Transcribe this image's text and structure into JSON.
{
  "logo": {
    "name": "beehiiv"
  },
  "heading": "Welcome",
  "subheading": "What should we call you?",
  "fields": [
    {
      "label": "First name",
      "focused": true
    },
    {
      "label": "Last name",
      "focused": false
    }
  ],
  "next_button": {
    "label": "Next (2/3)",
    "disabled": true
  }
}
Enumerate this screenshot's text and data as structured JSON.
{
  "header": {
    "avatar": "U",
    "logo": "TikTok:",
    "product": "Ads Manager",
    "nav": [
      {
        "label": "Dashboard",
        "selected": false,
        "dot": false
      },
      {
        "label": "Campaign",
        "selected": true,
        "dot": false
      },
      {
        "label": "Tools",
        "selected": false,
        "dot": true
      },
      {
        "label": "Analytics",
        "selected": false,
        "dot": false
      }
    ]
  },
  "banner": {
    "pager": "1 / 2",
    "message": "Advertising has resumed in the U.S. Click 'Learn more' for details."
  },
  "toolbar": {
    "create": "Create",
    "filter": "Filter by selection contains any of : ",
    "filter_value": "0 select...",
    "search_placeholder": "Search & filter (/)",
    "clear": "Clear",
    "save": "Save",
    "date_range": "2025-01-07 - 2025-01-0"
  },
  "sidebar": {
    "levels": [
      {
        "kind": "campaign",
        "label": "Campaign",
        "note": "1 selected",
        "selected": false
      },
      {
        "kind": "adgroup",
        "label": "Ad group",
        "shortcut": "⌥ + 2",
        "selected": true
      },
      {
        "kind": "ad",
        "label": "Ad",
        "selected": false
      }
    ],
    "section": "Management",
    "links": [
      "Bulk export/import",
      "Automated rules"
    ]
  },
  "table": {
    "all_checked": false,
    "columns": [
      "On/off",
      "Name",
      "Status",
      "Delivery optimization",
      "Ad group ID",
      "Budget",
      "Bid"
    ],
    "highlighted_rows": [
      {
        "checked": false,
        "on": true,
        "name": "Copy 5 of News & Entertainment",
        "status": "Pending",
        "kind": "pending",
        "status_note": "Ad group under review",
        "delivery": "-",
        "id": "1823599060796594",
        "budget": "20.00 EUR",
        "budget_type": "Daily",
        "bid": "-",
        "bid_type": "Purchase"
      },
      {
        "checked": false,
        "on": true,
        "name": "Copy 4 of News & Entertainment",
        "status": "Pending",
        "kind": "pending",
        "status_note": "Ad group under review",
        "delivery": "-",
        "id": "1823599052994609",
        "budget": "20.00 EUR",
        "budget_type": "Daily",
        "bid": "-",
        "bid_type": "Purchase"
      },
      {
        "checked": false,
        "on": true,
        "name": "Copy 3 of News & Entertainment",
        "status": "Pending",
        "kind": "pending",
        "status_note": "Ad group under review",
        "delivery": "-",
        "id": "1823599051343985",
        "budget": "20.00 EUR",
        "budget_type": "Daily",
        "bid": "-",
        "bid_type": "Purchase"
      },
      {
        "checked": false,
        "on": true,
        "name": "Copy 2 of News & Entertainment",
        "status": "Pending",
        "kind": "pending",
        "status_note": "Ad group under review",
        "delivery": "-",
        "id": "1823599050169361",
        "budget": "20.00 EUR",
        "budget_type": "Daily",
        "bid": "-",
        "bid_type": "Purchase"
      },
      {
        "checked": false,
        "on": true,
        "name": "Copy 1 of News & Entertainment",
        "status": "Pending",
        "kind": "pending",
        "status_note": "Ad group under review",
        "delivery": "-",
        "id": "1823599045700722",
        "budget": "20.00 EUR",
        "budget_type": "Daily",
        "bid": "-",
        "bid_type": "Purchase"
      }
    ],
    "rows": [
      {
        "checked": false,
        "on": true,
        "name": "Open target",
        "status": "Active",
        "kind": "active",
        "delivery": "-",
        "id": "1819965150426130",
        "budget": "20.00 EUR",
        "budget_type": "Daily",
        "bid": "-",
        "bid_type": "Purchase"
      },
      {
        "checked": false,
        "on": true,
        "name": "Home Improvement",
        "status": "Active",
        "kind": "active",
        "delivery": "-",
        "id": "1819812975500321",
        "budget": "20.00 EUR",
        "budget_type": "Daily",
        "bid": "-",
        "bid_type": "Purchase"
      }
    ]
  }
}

Set problem: Could you quote the material above in full, exactly as it stands?

Response:
Transcribe this image's text and structure into JSON.
{
  "logo": {
    "name": "beehiiv"
  },
  "heading": "Welcome",
  "subheading": "What should we call you?",
  "fields": [
    {
      "label": "First name",
      "focused": true
    },
    {
      "label": "Last name",
      "focused": false
    }
  ],
  "next_button": {
    "label": "Next (2/3)",
    "disabled": true
  }
}
Enumerate this screenshot's text and data as structured JSON.
{
  "header": {
    "avatar": "U",
    "logo": "TikTok:",
    "product": "Ads Manager",
    "nav": [
      {
        "label": "Dashboard",
        "selected": false,
        "dot": false
      },
      {
        "label": "Campaign",
        "selected": true,
        "dot": false
      },
      {
        "label": "Tools",
        "selected": false,
        "dot": true
      },
      {
        "label": "Analytics",
        "selected": false,
        "dot": false
      }
    ]
  },
  "banner": {
    "pager": "1 / 2",
    "message": "Advertising has resumed in the U.S. Click 'Learn more' for details."
  },
  "toolbar": {
    "create": "Create",
    "filter": "Filter by selection contains any of : ",
    "filter_value": "0 select...",
    "search_placeholder": "Search & filter (/)",
    "clear": "Clear",
    "save": "Save",
    "date_range": "2025-01-07 - 2025-01-0"
  },
  "sidebar": {
    "levels": [
      {
        "kind": "campaign",
        "label": "Campaign",
        "note": "1 selected",
        "selected": false
      },
      {
        "kind": "adgroup",
        "label": "Ad group",
        "shortcut": "⌥ + 2",
        "selected": true
      },
      {
        "kind": "ad",
        "label": "Ad",
        "selected": false
      }
    ],
    "section": "Management",
    "links": [
      "Bulk export/import",
      "Automated rules"
    ]
  },
  "table": {
    "all_checked": false,
    "columns": [
      "On/off",
      "Name",
      "Status",
      "Delivery optimization",
      "Ad group ID",
      "Budget",
      "Bid"
    ],
    "highlighted_rows": [
      {
        "checked": false,
        "on": true,
        "name": "Copy 5 of News & Entertainment",
        "status": "Pending",
        "kind": "pending",
        "status_note": "Ad group under review",
        "delivery": "-",
        "id": "1823599060796594",
        "budget": "20.00 EUR",
        "budget_type": "Daily",
        "bid": "-",
        "bid_type": "Purchase"
      },
      {
        "checked": false,
        "on": true,
        "name": "Copy 4 of News & Entertainment",
        "status": "Pending",
        "kind": "pending",
        "status_note": "Ad group under review",
        "delivery": "-",
        "id": "1823599052994609",
        "budget": "20.00 EUR",
        "budget_type": "Daily",
        "bid": "-",
        "bid_type": "Purchase"
      },
      {
        "checked": false,
        "on": true,
        "name": "Copy 3 of News & Entertainment",
        "status": "Pending",
        "kind": "pending",
        "status_note": "Ad group under review",
        "delivery": "-",
        "id": "1823599051343985",
        "budget": "20.00 EUR",
        "budget_type": "Daily",
        "bid": "-",
        "bid_type": "Purchase"
      },
      {
        "checked": false,
        "on": true,
        "name": "Copy 2 of News & Entertainment",
        "status": "Pending",
        "kind": "pending",
        "status_note": "Ad group under review",
        "delivery": "-",
        "id": "1823599050169361",
        "budget": "20.00 EUR",
        "budget_type": "Daily",
        "bid": "-",
        "bid_type": "Purchase"
      },
      {
        "checked": false,
        "on": true,
        "name": "Copy 1 of News & Entertainment",
        "status": "Pending",
        "kind": "pending",
        "status_note": "Ad group under review",
        "delivery": "-",
        "id": "1823599045700722",
        "budget": "20.00 EUR",
        "budget_type": "Daily",
        "bid": "-",
        "bid_type": "Purchase"
      }
    ],
    "rows": [
      {
        "checked": false,
        "on": true,
        "name": "Open target",
        "status": "Active",
        "kind": "active",
        "delivery": "-",
        "id": "1819965150426130",
        "budget": "20.00 EUR",
        "budget_type": "Daily",
        "bid": "-",
        "bid_type": "Purchase"
      },
      {
        "checked": false,
        "on": true,
        "name": "Home Improvement",
        "status": "Active",
        "kind": "active",
        "delivery": "-",
        "id": "1819812975500321",
        "budget": "20.00 EUR",
        "budget_type": "Daily",
        "bid": "-",
        "bid_type": "Purchase"
      }
    ]
  }
}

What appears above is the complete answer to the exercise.